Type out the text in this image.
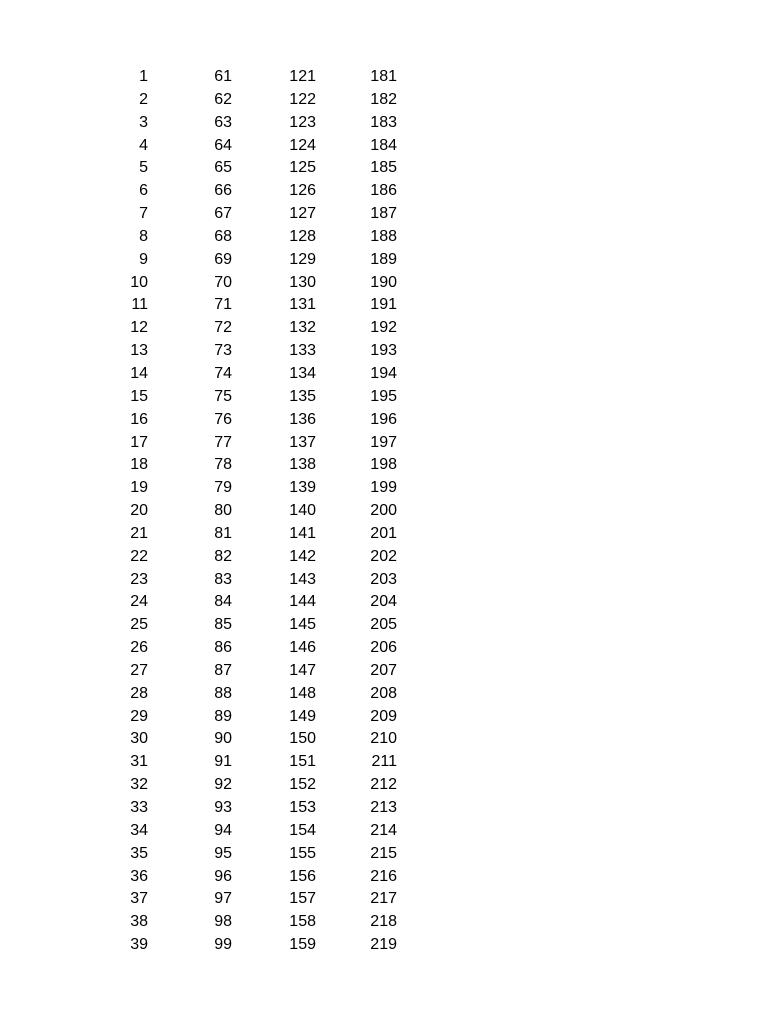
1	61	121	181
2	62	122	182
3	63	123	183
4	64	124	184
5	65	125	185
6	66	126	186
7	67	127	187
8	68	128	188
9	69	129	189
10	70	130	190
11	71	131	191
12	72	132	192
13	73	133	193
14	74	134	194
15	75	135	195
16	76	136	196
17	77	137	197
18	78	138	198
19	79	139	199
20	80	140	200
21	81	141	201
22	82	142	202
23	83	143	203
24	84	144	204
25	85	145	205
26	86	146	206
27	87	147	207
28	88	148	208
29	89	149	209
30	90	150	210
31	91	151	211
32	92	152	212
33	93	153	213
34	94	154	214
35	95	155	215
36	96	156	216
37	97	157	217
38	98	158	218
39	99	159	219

=-=-=

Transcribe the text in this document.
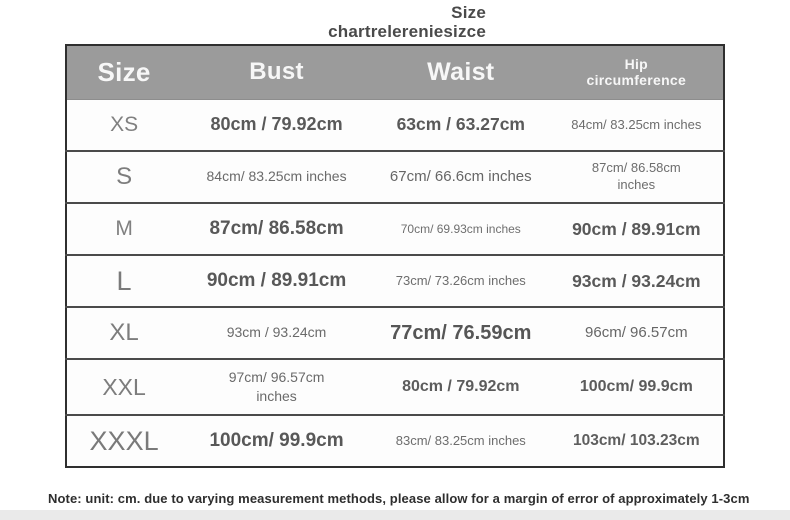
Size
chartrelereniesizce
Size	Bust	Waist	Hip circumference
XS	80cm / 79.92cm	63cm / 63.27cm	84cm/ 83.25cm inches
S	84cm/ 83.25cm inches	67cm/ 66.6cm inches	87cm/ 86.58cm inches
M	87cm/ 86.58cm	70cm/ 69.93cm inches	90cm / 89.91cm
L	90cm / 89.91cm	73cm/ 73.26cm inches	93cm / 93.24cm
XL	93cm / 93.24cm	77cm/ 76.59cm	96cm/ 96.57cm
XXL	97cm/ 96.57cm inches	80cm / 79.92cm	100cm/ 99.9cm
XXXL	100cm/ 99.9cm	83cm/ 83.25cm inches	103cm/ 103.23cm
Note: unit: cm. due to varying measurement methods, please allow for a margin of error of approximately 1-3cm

=-=-=

* [TASK GOAL]
The lines to collect are those holding the string "text"; copy them all.

* [ANSWER TO THIS EXERCISE]
Type out the text in this image.
Transcribe the text in this document.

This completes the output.